Figure record extracts:
"""

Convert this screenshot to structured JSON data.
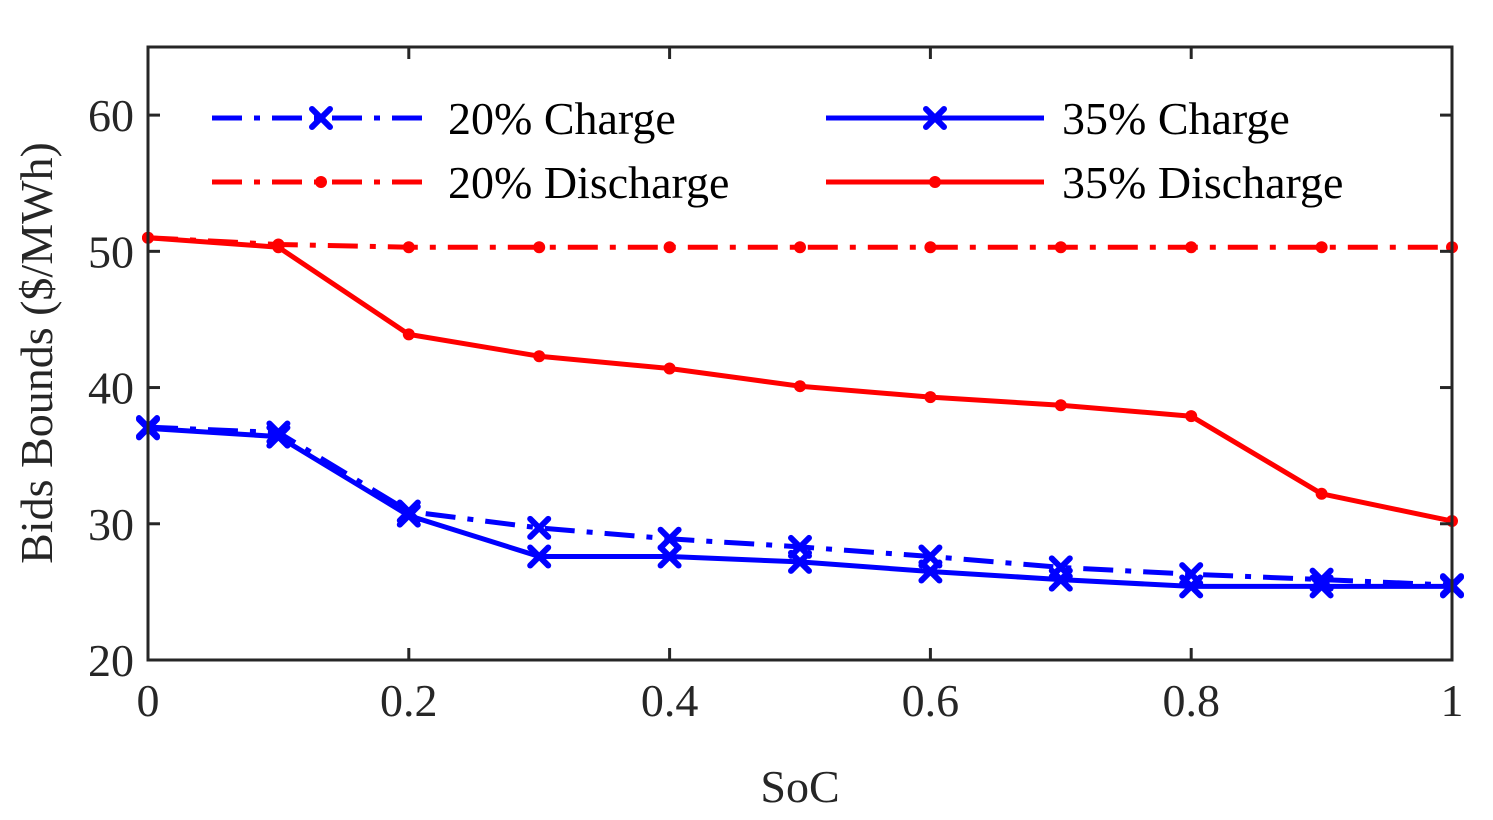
{
  "chart_data": {
    "type": "line",
    "xlabel": "SoC",
    "ylabel": "Bids Bounds ($/MWh)",
    "xlim": [
      0,
      1
    ],
    "ylim": [
      20,
      65
    ],
    "xticks": [
      0,
      0.2,
      0.4,
      0.6,
      0.8,
      1
    ],
    "xtick_labels": [
      "0",
      "0.2",
      "0.4",
      "0.6",
      "0.8",
      "1"
    ],
    "yticks": [
      20,
      30,
      40,
      50,
      60
    ],
    "ytick_labels": [
      "20",
      "30",
      "40",
      "50",
      "60"
    ],
    "grid": false,
    "legend_position": "top",
    "x": [
      0,
      0.1,
      0.2,
      0.3,
      0.4,
      0.5,
      0.6,
      0.7,
      0.8,
      0.9,
      1
    ],
    "series": [
      {
        "name": "20% Charge",
        "color": "#0000ff",
        "line_style": "dashdot",
        "marker": "x",
        "values": [
          37.1,
          36.7,
          30.9,
          29.7,
          28.9,
          28.3,
          27.6,
          26.8,
          26.3,
          25.9,
          25.5
        ]
      },
      {
        "name": "35% Charge",
        "color": "#0000ff",
        "line_style": "solid",
        "marker": "x",
        "values": [
          37.0,
          36.4,
          30.6,
          27.6,
          27.6,
          27.2,
          26.5,
          25.9,
          25.4,
          25.4,
          25.4
        ]
      },
      {
        "name": "20% Discharge",
        "color": "#ff0000",
        "line_style": "dashdot",
        "marker": "dot",
        "values": [
          51.0,
          50.5,
          50.3,
          50.3,
          50.3,
          50.3,
          50.3,
          50.3,
          50.3,
          50.3,
          50.3
        ]
      },
      {
        "name": "35% Discharge",
        "color": "#ff0000",
        "line_style": "solid",
        "marker": "dot",
        "values": [
          51.0,
          50.3,
          43.9,
          42.3,
          41.4,
          40.1,
          39.3,
          38.7,
          37.9,
          32.2,
          30.2
        ]
      }
    ],
    "legend_order": [
      "20% Charge",
      "35% Charge",
      "20% Discharge",
      "35% Discharge"
    ]
  }
}
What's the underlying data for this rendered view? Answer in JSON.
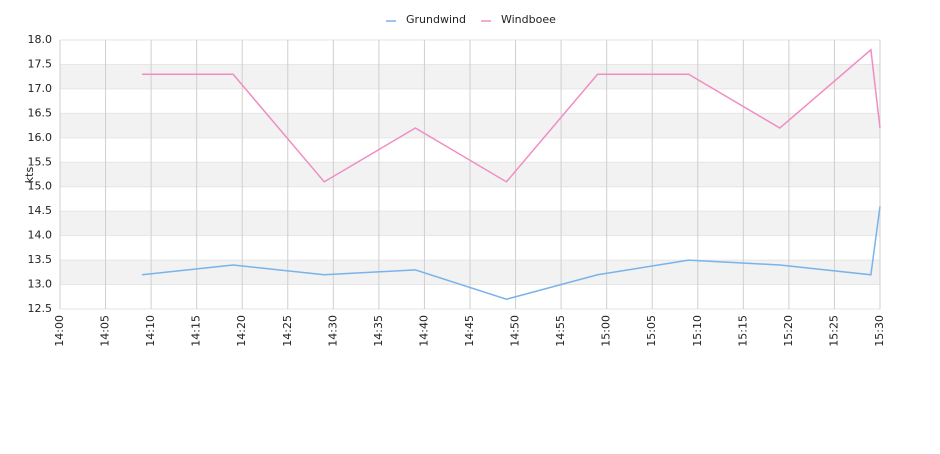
{
  "chart_data": {
    "type": "line",
    "y_label": "kts",
    "x": [
      "14:09",
      "14:19",
      "14:29",
      "14:39",
      "14:49",
      "14:59",
      "15:09",
      "15:19",
      "15:29",
      "15:30"
    ],
    "series": [
      {
        "name": "Grundwind",
        "color": "#7ab3ea",
        "values": [
          13.2,
          13.4,
          13.2,
          13.3,
          12.7,
          13.2,
          13.5,
          13.4,
          13.2,
          14.6
        ]
      },
      {
        "name": "Windboee",
        "color": "#f08dc2",
        "values": [
          17.3,
          17.3,
          15.1,
          16.2,
          15.1,
          17.3,
          17.3,
          16.2,
          17.8,
          16.2
        ]
      }
    ],
    "xlim": [
      "14:00",
      "15:30"
    ],
    "xticks": [
      "14:00",
      "14:05",
      "14:10",
      "14:15",
      "14:20",
      "14:25",
      "14:30",
      "14:35",
      "14:40",
      "14:45",
      "14:50",
      "14:55",
      "15:00",
      "15:05",
      "15:10",
      "15:15",
      "15:20",
      "15:25",
      "15:30"
    ],
    "ylim": [
      12.5,
      18
    ],
    "yticks": [
      12.5,
      {
        "value": 13,
        "label": "13.0"
      },
      13.5,
      {
        "value": 14,
        "label": "14.0"
      },
      14.5,
      {
        "value": 15,
        "label": "15.0"
      },
      15.5,
      {
        "value": 16,
        "label": "16.0"
      },
      16.5,
      {
        "value": 17,
        "label": "17.0"
      },
      17.5,
      {
        "value": 18,
        "label": "18.0"
      }
    ],
    "grid": true,
    "legend": "top"
  }
}
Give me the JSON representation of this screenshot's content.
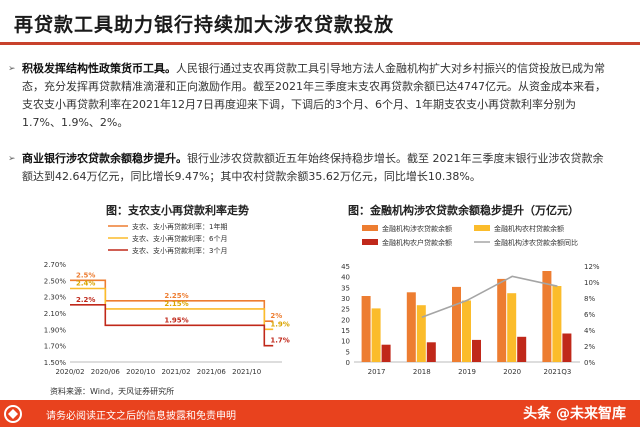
{
  "title": "再贷款工具助力银行持续加大涉农贷款投放",
  "bullets": [
    {
      "bold": "积极发挥结构性政策货币工具。",
      "text": "人民银行通过支农再贷款工具引导地方法人金融机构扩大对乡村振兴的信贷投放已成为常态，充分发挥再贷款精准滴灌和正向激励作用。截至2021年三季度末支农再贷款余额已达4747亿元。从资金成本来看，支农支小再贷款利率在2021年12月7日再度迎来下调，下调后的3个月、6个月、1年期支农支小再贷款利率分别为1.7%、1.9%、2%。"
    },
    {
      "bold": "商业银行涉农贷款余额稳步提升。",
      "text": "银行业涉农贷款额近五年始终保持稳步增长。截至 2021年三季度末银行业涉农贷款余额达到42.64万亿元，同比增长9.47%；其中农村贷款余额35.62万亿元，同比增长10.38%。"
    }
  ],
  "chart1_title": "图：支农支小再贷款利率走势",
  "chart2_title": "图：金融机构涉农贷款余额稳步提升（万亿元）",
  "source": "资料来源：Wind，天风证券研究所",
  "footer": "请务必阅读正文之后的信息披露和免责申明",
  "watermark": "头条 @未来智库",
  "colors": {
    "accent": "#c8412c",
    "footer": "#e8421e",
    "orange": "#ed7d31",
    "yellow": "#fbbc2b",
    "red": "#c0281a",
    "gray": "#a5a5a5"
  },
  "chart_data": [
    {
      "type": "line",
      "title": "图：支农支小再贷款利率走势",
      "x_ticks": [
        "2020/02",
        "2020/06",
        "2020/10",
        "2021/02",
        "2021/06",
        "2021/10"
      ],
      "y_ticks": [
        "2.70%",
        "2.50%",
        "2.30%",
        "2.10%",
        "1.90%",
        "1.70%",
        "1.50%"
      ],
      "ylim": [
        1.5,
        2.7
      ],
      "series": [
        {
          "name": "支农、支小再贷款利率：1年期",
          "color": "#ed7d31",
          "points": [
            [
              "2020/02",
              2.5
            ],
            [
              "2020/06",
              2.5
            ],
            [
              "2020/06",
              2.25
            ],
            [
              "2021/12",
              2.25
            ],
            [
              "2021/12",
              2.0
            ],
            [
              "2022/01",
              2.0
            ]
          ]
        },
        {
          "name": "支农、支小再贷款利率：6个月",
          "color": "#fbbc2b",
          "points": [
            [
              "2020/02",
              2.4
            ],
            [
              "2020/06",
              2.4
            ],
            [
              "2020/06",
              2.15
            ],
            [
              "2021/12",
              2.15
            ],
            [
              "2021/12",
              1.9
            ],
            [
              "2022/01",
              1.9
            ]
          ]
        },
        {
          "name": "支农、支小再贷款利率：3个月",
          "color": "#c0281a",
          "points": [
            [
              "2020/02",
              2.2
            ],
            [
              "2020/06",
              2.2
            ],
            [
              "2020/06",
              1.95
            ],
            [
              "2021/12",
              1.95
            ],
            [
              "2021/12",
              1.7
            ],
            [
              "2022/01",
              1.7
            ]
          ]
        }
      ],
      "labels": [
        {
          "text": "2.5%",
          "series": 0,
          "x": "2020/02",
          "y": 2.5
        },
        {
          "text": "2.4%",
          "series": 1,
          "x": "2020/02",
          "y": 2.4
        },
        {
          "text": "2.2%",
          "series": 2,
          "x": "2020/02",
          "y": 2.2
        },
        {
          "text": "2.25%",
          "series": 0,
          "x": "2020/12",
          "y": 2.25
        },
        {
          "text": "2.15%",
          "series": 1,
          "x": "2020/12",
          "y": 2.15
        },
        {
          "text": "1.95%",
          "series": 2,
          "x": "2020/12",
          "y": 1.95
        },
        {
          "text": "2%",
          "series": 0,
          "x": "2021/12",
          "y": 2.0
        },
        {
          "text": "1.9%",
          "series": 1,
          "x": "2021/12",
          "y": 1.9
        },
        {
          "text": "1.7%",
          "series": 2,
          "x": "2021/12",
          "y": 1.7
        }
      ]
    },
    {
      "type": "bar",
      "title": "图：金融机构涉农贷款余额稳步提升（万亿元）",
      "categories": [
        "2017",
        "2018",
        "2019",
        "2020",
        "2021Q3"
      ],
      "left_ticks": [
        "0",
        "5",
        "10",
        "15",
        "20",
        "25",
        "30",
        "35",
        "40",
        "45"
      ],
      "right_ticks": [
        "0%",
        "2%",
        "4%",
        "6%",
        "8%",
        "10%",
        "12%"
      ],
      "ylim": [
        0,
        45
      ],
      "y2lim": [
        0,
        12
      ],
      "bars": [
        {
          "name": "金融机构涉农贷款余额",
          "color": "#ed7d31",
          "values": [
            30.95,
            32.68,
            35.19,
            38.95,
            42.64
          ]
        },
        {
          "name": "金融机构农村贷款余额",
          "color": "#fbbc2b",
          "values": [
            25.14,
            26.64,
            28.84,
            32.27,
            35.62
          ]
        },
        {
          "name": "金融机构农户贷款余额",
          "color": "#c0281a",
          "values": [
            8.11,
            9.23,
            10.34,
            11.81,
            13.36
          ]
        }
      ],
      "line": {
        "name": "金融机构涉农贷款余额同比",
        "color": "#a5a5a5",
        "values": [
          null,
          5.6,
          7.7,
          10.7,
          9.47
        ]
      }
    }
  ]
}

"""

Given problem: Identify and copy lines that hold the string "this".

Right answer:
Convert this screenshot to structured JSON data.
What's the underlying data for this rendered view? Answer in JSON.
Give me the JSON representation of this screenshot's content.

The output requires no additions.